_Short exercise_. Search the data for the word "inherent". Reproduce every line where it is found.

_Data lines_.
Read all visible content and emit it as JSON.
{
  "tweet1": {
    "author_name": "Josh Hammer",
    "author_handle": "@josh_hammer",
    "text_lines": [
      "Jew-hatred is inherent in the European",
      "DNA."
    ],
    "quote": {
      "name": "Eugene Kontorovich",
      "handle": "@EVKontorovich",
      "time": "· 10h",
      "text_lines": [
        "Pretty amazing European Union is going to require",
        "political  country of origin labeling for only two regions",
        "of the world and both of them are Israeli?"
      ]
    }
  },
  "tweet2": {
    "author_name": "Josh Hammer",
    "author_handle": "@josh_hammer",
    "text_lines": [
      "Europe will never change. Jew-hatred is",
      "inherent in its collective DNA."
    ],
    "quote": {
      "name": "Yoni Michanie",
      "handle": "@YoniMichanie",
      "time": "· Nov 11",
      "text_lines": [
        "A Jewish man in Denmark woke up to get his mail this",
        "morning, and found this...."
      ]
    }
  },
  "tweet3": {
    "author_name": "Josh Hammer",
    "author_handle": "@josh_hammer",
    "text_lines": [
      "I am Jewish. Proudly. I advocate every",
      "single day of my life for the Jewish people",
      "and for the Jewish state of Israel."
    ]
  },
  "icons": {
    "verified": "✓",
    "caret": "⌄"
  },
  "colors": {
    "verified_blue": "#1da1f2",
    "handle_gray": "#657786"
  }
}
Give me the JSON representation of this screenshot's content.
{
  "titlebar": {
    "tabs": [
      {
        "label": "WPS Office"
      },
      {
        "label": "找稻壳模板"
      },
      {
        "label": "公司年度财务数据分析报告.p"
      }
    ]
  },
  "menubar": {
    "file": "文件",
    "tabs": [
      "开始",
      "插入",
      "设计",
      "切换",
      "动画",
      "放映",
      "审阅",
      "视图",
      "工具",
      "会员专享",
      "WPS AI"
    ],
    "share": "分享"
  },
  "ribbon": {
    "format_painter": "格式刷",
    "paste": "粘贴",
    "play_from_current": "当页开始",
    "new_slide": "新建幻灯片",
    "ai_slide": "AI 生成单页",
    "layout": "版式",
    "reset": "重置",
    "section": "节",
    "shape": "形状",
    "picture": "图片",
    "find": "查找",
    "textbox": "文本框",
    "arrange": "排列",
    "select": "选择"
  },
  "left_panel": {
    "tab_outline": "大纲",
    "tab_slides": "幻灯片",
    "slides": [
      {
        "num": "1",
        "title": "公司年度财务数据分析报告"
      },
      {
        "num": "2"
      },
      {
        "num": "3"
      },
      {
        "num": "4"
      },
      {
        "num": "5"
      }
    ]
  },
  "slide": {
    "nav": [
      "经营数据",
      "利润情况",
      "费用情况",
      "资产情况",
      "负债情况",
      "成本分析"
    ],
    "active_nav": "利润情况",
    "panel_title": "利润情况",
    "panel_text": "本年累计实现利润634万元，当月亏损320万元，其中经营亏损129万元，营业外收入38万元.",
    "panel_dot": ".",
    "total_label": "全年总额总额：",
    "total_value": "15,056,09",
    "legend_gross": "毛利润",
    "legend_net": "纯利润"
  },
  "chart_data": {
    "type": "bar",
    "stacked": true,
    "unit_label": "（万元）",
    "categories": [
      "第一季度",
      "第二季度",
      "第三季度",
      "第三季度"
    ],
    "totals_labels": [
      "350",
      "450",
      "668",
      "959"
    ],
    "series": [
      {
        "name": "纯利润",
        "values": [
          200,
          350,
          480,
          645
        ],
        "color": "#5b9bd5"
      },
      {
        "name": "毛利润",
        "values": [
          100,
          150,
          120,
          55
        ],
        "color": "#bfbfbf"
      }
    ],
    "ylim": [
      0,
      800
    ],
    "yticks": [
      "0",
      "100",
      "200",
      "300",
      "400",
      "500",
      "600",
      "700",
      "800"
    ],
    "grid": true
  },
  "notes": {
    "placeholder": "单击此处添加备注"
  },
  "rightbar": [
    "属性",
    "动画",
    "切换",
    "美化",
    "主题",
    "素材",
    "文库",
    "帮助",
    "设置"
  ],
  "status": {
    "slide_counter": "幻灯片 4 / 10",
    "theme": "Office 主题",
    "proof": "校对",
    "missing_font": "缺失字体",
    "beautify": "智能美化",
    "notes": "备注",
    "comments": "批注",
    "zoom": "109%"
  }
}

_Written solution_.
      "Jew-hatred is inherent in the European",
      "inherent in its collective DNA."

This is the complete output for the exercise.